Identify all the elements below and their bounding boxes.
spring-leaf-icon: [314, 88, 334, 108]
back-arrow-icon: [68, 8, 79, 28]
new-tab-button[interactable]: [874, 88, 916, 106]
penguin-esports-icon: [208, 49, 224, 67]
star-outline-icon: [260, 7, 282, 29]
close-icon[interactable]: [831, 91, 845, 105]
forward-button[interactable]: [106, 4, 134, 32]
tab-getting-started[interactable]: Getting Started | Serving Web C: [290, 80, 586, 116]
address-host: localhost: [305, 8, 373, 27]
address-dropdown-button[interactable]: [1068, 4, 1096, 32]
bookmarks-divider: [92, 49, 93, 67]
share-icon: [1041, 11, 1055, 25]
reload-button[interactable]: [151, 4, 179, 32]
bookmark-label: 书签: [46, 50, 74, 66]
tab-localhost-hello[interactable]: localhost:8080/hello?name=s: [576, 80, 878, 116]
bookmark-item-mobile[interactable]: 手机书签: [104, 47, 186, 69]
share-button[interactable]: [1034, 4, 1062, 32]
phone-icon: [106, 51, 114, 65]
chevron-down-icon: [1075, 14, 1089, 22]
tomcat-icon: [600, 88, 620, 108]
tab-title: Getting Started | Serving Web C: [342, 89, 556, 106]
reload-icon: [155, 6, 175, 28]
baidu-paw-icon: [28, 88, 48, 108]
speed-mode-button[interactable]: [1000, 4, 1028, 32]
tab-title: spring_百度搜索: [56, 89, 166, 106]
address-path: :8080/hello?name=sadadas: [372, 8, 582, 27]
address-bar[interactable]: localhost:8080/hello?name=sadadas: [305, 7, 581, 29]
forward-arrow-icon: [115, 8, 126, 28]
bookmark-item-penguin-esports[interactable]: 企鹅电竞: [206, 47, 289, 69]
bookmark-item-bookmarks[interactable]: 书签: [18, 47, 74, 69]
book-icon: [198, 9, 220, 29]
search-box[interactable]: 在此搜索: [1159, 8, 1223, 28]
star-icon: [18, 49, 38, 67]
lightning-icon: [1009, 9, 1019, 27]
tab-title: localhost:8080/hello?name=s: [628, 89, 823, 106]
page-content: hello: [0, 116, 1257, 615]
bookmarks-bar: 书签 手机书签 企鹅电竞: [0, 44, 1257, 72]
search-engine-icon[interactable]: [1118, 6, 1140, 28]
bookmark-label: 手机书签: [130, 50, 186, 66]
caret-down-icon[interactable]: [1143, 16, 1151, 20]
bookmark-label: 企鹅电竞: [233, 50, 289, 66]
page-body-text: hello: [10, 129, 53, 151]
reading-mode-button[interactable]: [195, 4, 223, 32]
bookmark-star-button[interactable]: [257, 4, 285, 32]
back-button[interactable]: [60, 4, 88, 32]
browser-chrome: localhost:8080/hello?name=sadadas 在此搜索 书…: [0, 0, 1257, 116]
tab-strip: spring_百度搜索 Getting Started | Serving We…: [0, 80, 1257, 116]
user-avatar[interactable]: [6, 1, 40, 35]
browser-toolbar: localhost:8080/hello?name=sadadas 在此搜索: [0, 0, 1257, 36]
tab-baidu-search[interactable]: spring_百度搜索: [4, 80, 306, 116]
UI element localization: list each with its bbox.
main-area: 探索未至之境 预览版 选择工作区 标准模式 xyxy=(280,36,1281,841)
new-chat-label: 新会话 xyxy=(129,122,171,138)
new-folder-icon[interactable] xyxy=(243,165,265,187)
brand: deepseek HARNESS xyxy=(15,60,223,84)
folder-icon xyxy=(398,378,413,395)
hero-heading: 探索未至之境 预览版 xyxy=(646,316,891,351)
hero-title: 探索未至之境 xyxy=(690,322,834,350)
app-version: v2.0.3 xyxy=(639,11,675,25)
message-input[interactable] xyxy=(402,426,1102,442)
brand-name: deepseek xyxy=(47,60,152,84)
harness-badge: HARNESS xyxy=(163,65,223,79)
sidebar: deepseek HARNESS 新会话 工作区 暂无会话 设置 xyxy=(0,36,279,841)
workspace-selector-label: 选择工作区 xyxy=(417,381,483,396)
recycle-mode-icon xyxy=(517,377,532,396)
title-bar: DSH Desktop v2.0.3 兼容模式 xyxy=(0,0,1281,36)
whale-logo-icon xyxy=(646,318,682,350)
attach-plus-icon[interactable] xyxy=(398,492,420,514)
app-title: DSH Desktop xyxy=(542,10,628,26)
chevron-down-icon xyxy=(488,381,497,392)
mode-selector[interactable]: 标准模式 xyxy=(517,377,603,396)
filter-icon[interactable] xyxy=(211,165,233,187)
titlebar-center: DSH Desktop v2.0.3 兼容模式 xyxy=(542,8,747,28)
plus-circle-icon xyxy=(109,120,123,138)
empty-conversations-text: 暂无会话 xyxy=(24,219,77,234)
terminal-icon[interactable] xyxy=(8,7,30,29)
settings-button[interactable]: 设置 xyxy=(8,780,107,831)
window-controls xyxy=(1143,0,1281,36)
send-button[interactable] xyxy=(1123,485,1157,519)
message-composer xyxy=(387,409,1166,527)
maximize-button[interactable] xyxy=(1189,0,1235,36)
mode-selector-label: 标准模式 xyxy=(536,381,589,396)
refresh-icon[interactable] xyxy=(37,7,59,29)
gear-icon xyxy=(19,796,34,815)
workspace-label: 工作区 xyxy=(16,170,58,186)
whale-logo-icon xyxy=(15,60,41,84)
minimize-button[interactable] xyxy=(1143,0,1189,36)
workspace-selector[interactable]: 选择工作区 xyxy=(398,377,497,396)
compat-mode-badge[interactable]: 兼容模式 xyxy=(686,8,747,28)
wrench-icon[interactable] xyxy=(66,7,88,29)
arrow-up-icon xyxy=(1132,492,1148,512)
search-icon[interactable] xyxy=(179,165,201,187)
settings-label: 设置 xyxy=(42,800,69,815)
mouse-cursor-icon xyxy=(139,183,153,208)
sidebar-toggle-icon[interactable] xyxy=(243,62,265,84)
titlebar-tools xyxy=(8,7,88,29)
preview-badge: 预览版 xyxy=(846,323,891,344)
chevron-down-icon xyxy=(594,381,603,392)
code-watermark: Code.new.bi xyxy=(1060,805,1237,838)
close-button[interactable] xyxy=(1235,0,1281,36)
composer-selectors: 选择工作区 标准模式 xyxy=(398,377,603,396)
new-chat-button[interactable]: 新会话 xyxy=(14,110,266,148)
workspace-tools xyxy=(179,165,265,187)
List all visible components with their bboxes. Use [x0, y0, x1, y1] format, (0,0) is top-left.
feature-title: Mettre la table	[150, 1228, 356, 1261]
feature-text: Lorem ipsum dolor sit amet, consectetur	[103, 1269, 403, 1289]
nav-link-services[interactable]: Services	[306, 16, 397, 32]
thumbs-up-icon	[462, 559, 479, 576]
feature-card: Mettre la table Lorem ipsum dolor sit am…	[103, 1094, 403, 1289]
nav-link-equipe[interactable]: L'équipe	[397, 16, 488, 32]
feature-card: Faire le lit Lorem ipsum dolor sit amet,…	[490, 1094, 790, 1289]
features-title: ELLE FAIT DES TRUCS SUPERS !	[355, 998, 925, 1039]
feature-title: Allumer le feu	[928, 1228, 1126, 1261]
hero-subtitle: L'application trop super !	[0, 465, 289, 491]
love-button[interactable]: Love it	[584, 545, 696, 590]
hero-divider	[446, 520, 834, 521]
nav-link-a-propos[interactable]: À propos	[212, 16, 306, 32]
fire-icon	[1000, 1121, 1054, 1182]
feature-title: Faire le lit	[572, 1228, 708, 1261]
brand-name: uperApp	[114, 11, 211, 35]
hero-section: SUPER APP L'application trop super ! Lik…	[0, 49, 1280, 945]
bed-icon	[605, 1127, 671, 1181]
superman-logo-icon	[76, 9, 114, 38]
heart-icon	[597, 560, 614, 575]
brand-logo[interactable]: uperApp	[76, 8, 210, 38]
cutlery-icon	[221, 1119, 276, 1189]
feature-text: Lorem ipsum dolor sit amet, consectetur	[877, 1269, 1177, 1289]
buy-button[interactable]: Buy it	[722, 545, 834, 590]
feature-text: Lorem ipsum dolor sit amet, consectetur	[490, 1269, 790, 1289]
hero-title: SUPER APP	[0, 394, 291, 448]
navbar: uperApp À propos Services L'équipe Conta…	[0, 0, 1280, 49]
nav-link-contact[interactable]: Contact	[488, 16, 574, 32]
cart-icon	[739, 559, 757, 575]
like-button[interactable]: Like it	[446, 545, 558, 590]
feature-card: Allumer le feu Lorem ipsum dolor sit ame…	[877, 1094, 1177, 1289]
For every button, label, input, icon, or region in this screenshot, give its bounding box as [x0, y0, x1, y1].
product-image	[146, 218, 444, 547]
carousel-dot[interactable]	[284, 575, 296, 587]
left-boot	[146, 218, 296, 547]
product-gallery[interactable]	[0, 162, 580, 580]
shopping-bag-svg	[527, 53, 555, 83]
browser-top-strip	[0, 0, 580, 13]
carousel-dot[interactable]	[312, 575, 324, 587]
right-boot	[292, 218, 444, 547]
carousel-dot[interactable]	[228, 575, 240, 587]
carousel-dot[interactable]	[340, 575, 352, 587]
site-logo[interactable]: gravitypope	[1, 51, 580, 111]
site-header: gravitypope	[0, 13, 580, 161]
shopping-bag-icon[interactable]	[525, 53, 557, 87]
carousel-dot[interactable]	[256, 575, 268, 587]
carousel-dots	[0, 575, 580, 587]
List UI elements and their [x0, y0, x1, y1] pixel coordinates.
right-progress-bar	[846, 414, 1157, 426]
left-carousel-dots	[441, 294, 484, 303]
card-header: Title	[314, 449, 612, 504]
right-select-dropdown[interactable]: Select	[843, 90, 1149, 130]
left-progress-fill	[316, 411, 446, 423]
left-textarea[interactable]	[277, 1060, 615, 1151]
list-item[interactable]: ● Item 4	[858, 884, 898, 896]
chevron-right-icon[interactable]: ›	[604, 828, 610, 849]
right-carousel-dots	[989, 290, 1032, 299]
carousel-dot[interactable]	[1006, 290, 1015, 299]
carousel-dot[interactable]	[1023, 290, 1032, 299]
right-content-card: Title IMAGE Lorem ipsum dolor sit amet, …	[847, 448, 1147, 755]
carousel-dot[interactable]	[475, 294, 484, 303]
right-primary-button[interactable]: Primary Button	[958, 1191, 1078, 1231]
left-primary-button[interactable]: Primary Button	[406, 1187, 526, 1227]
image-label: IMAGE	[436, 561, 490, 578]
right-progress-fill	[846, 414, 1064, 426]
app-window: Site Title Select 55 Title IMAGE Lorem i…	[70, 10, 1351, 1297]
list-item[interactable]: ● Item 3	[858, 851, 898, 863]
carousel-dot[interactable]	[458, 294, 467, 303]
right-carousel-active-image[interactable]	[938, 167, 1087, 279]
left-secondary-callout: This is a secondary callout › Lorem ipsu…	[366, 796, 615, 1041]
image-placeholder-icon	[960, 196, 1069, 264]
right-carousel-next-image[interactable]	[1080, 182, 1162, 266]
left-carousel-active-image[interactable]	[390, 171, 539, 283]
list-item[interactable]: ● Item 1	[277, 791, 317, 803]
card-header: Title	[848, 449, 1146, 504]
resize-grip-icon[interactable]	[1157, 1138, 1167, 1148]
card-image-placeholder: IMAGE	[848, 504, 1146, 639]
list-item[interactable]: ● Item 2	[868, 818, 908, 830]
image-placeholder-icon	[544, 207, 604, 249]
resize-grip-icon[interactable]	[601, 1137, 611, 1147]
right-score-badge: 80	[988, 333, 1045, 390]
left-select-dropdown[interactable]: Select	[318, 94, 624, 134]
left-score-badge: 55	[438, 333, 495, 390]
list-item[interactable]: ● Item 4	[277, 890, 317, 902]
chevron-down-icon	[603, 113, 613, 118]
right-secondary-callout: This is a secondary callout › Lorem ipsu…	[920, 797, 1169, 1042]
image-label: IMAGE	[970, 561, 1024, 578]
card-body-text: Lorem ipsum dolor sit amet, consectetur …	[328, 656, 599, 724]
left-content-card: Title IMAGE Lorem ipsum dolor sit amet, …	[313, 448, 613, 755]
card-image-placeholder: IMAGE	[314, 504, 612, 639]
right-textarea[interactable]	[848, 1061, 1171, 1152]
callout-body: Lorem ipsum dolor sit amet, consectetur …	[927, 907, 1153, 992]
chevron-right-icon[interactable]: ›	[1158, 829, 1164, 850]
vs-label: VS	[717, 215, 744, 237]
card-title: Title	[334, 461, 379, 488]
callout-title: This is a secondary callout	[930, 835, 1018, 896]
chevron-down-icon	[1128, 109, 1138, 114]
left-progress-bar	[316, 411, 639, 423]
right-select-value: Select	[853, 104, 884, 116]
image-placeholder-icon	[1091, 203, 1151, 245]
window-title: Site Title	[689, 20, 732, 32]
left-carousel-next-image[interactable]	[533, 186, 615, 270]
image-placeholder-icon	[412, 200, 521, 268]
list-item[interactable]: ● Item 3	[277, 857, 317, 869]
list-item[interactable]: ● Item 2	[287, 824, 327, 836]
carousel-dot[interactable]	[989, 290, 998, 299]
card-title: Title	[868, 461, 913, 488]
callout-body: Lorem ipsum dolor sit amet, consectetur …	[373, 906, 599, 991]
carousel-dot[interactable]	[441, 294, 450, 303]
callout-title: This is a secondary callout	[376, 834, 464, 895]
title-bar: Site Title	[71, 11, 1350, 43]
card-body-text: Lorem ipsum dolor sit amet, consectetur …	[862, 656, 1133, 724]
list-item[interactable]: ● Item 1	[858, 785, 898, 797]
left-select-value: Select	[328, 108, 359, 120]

━━━━━━━━━━━━━━━━━━━━

TO BE DONE ->
Lay out the lines of the records as a numbered list, starting at the first line and stopping after the line that contains "reading-mode-button[interactable]: [195, 4, 223, 32]". Include both of those lines and leave out any blank lines.

THE COMPLETED TASK ->
1. Identify all the elements below and their bounding boxes.
2. spring-leaf-icon: [314, 88, 334, 108]
3. back-arrow-icon: [68, 8, 79, 28]
4. new-tab-button[interactable]: [874, 88, 916, 106]
5. penguin-esports-icon: [208, 49, 224, 67]
6. star-outline-icon: [260, 7, 282, 29]
7. close-icon[interactable]: [831, 91, 845, 105]
8. forward-button[interactable]: [106, 4, 134, 32]
9. tab-getting-started[interactable]: Getting Started | Serving Web C: [290, 80, 586, 116]
10. address-host: localhost: [305, 8, 373, 27]
11. address-dropdown-button[interactable]: [1068, 4, 1096, 32]
12. bookmarks-divider: [92, 49, 93, 67]
13. share-icon: [1041, 11, 1055, 25]
14. reload-button[interactable]: [151, 4, 179, 32]
15. bookmark-label: 书签: [46, 50, 74, 66]
16. tab-localhost-hello[interactable]: localhost:8080/hello?name=s: [576, 80, 878, 116]
17. bookmark-item-mobile[interactable]: 手机书签: [104, 47, 186, 69]
18. share-button[interactable]: [1034, 4, 1062, 32]
19. phone-icon: [106, 51, 114, 65]
20. chevron-down-icon: [1075, 14, 1089, 22]
21. tomcat-icon: [600, 88, 620, 108]
22. tab-title: Getting Started | Serving Web C: [342, 89, 556, 106]
23. reload-icon: [155, 6, 175, 28]
24. baidu-paw-icon: [28, 88, 48, 108]
25. speed-mode-button[interactable]: [1000, 4, 1028, 32]
26. tab-title: spring_百度搜索: [56, 89, 166, 106]
27. address-path: :8080/hello?name=sadadas: [372, 8, 582, 27]
28. address-bar[interactable]: localhost:8080/hello?name=sadadas: [305, 7, 581, 29]
29. forward-arrow-icon: [115, 8, 126, 28]
30. bookmark-item-penguin-esports[interactable]: 企鹅电竞: [206, 47, 289, 69]
31. bookmark-item-bookmarks[interactable]: 书签: [18, 47, 74, 69]
32. book-icon: [198, 9, 220, 29]
33. search-box[interactable]: 在此搜索: [1159, 8, 1223, 28]
34. star-icon: [18, 49, 38, 67]
35. lightning-icon: [1009, 9, 1019, 27]
36. tab-title: localhost:8080/hello?name=s: [628, 89, 823, 106]
37. page-content: hello: [0, 116, 1257, 615]
38. bookmarks-bar: 书签 手机书签 企鹅电竞: [0, 44, 1257, 72]
39. search-engine-icon[interactable]: [1118, 6, 1140, 28]
40. bookmark-label: 手机书签: [130, 50, 186, 66]
41. caret-down-icon[interactable]: [1143, 16, 1151, 20]
42. bookmark-label: 企鹅电竞: [233, 50, 289, 66]
43. page-body-text: hello: [10, 129, 53, 151]
44. reading-mode-button[interactable]: [195, 4, 223, 32]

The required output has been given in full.